## begin
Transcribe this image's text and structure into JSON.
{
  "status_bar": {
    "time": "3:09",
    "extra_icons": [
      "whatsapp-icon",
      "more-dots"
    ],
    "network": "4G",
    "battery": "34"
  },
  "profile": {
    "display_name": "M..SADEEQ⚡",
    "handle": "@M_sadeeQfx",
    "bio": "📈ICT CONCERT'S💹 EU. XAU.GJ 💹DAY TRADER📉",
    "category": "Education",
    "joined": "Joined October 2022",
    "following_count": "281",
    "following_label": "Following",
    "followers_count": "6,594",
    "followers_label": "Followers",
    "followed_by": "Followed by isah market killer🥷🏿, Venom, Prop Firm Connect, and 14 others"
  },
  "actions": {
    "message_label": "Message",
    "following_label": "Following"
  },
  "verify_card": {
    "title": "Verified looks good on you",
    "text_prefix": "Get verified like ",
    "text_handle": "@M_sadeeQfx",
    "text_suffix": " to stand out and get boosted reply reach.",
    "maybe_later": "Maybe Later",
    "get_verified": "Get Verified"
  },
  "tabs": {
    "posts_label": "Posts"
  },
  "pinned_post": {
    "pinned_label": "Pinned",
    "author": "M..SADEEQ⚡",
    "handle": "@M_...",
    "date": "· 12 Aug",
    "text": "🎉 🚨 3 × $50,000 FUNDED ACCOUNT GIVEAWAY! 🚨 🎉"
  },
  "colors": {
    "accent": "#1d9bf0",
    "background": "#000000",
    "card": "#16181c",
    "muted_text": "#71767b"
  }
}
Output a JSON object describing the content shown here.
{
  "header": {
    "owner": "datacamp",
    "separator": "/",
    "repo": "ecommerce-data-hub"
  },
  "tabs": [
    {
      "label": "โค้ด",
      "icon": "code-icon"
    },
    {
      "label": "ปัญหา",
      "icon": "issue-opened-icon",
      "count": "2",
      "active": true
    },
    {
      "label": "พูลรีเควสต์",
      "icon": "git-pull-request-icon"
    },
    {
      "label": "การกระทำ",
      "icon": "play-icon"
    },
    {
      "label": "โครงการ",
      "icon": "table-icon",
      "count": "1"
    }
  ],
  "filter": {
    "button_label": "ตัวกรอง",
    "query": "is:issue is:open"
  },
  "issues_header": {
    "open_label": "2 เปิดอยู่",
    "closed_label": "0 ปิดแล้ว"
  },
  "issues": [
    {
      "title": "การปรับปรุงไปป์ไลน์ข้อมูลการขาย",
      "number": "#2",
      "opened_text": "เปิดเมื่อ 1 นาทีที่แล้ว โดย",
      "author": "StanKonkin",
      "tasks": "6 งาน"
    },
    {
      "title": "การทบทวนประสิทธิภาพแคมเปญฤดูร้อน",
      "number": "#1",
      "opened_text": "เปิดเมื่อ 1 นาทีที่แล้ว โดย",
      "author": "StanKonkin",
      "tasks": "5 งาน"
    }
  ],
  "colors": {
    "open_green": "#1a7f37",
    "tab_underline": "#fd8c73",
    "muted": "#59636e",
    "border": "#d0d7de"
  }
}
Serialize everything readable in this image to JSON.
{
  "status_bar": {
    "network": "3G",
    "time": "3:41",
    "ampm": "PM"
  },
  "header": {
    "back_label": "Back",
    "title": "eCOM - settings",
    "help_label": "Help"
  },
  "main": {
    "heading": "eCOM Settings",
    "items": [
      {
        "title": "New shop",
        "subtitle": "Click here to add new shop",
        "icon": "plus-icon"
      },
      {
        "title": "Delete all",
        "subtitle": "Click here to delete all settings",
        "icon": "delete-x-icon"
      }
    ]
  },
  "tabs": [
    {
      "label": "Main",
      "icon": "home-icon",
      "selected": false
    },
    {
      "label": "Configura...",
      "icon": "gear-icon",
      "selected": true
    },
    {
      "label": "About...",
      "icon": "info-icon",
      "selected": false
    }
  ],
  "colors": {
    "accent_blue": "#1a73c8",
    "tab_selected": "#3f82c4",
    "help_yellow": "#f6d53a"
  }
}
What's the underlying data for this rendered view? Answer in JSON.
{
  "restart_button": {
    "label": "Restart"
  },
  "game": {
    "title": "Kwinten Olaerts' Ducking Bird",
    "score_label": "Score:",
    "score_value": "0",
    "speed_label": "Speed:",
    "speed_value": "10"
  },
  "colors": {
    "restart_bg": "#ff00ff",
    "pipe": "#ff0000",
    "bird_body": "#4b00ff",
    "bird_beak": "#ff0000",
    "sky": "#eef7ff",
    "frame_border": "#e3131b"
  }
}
## end
**Task:**
Word for word, quote all of the data above.

**Finished task:**
Transcribe this image's text and structure into JSON.
{
  "status_bar": {
    "time": "3:09",
    "extra_icons": [
      "whatsapp-icon",
      "more-dots"
    ],
    "network": "4G",
    "battery": "34"
  },
  "profile": {
    "display_name": "M..SADEEQ⚡",
    "handle": "@M_sadeeQfx",
    "bio": "📈ICT CONCERT'S💹 EU. XAU.GJ 💹DAY TRADER📉",
    "category": "Education",
    "joined": "Joined October 2022",
    "following_count": "281",
    "following_label": "Following",
    "followers_count": "6,594",
    "followers_label": "Followers",
    "followed_by": "Followed by isah market killer🥷🏿, Venom, Prop Firm Connect, and 14 others"
  },
  "actions": {
    "message_label": "Message",
    "following_label": "Following"
  },
  "verify_card": {
    "title": "Verified looks good on you",
    "text_prefix": "Get verified like ",
    "text_handle": "@M_sadeeQfx",
    "text_suffix": " to stand out and get boosted reply reach.",
    "maybe_later": "Maybe Later",
    "get_verified": "Get Verified"
  },
  "tabs": {
    "posts_label": "Posts"
  },
  "pinned_post": {
    "pinned_label": "Pinned",
    "author": "M..SADEEQ⚡",
    "handle": "@M_...",
    "date": "· 12 Aug",
    "text": "🎉 🚨 3 × $50,000 FUNDED ACCOUNT GIVEAWAY! 🚨 🎉"
  },
  "colors": {
    "accent": "#1d9bf0",
    "background": "#000000",
    "card": "#16181c",
    "muted_text": "#71767b"
  }
}
Output a JSON object describing the content shown here.
{
  "header": {
    "owner": "datacamp",
    "separator": "/",
    "repo": "ecommerce-data-hub"
  },
  "tabs": [
    {
      "label": "โค้ด",
      "icon": "code-icon"
    },
    {
      "label": "ปัญหา",
      "icon": "issue-opened-icon",
      "count": "2",
      "active": true
    },
    {
      "label": "พูลรีเควสต์",
      "icon": "git-pull-request-icon"
    },
    {
      "label": "การกระทำ",
      "icon": "play-icon"
    },
    {
      "label": "โครงการ",
      "icon": "table-icon",
      "count": "1"
    }
  ],
  "filter": {
    "button_label": "ตัวกรอง",
    "query": "is:issue is:open"
  },
  "issues_header": {
    "open_label": "2 เปิดอยู่",
    "closed_label": "0 ปิดแล้ว"
  },
  "issues": [
    {
      "title": "การปรับปรุงไปป์ไลน์ข้อมูลการขาย",
      "number": "#2",
      "opened_text": "เปิดเมื่อ 1 นาทีที่แล้ว โดย",
      "author": "StanKonkin",
      "tasks": "6 งาน"
    },
    {
      "title": "การทบทวนประสิทธิภาพแคมเปญฤดูร้อน",
      "number": "#1",
      "opened_text": "เปิดเมื่อ 1 นาทีที่แล้ว โดย",
      "author": "StanKonkin",
      "tasks": "5 งาน"
    }
  ],
  "colors": {
    "open_green": "#1a7f37",
    "tab_underline": "#fd8c73",
    "muted": "#59636e",
    "border": "#d0d7de"
  }
}
Serialize everything readable in this image to JSON.
{
  "status_bar": {
    "network": "3G",
    "time": "3:41",
    "ampm": "PM"
  },
  "header": {
    "back_label": "Back",
    "title": "eCOM - settings",
    "help_label": "Help"
  },
  "main": {
    "heading": "eCOM Settings",
    "items": [
      {
        "title": "New shop",
        "subtitle": "Click here to add new shop",
        "icon": "plus-icon"
      },
      {
        "title": "Delete all",
        "subtitle": "Click here to delete all settings",
        "icon": "delete-x-icon"
      }
    ]
  },
  "tabs": [
    {
      "label": "Main",
      "icon": "home-icon",
      "selected": false
    },
    {
      "label": "Configura...",
      "icon": "gear-icon",
      "selected": true
    },
    {
      "label": "About...",
      "icon": "info-icon",
      "selected": false
    }
  ],
  "colors": {
    "accent_blue": "#1a73c8",
    "tab_selected": "#3f82c4",
    "help_yellow": "#f6d53a"
  }
}
What's the underlying data for this rendered view? Answer in JSON.
{
  "restart_button": {
    "label": "Restart"
  },
  "game": {
    "title": "Kwinten Olaerts' Ducking Bird",
    "score_label": "Score:",
    "score_value": "0",
    "speed_label": "Speed:",
    "speed_value": "10"
  },
  "colors": {
    "restart_bg": "#ff00ff",
    "pipe": "#ff0000",
    "bird_body": "#4b00ff",
    "bird_beak": "#ff0000",
    "sky": "#eef7ff",
    "frame_border": "#e3131b"
  }
}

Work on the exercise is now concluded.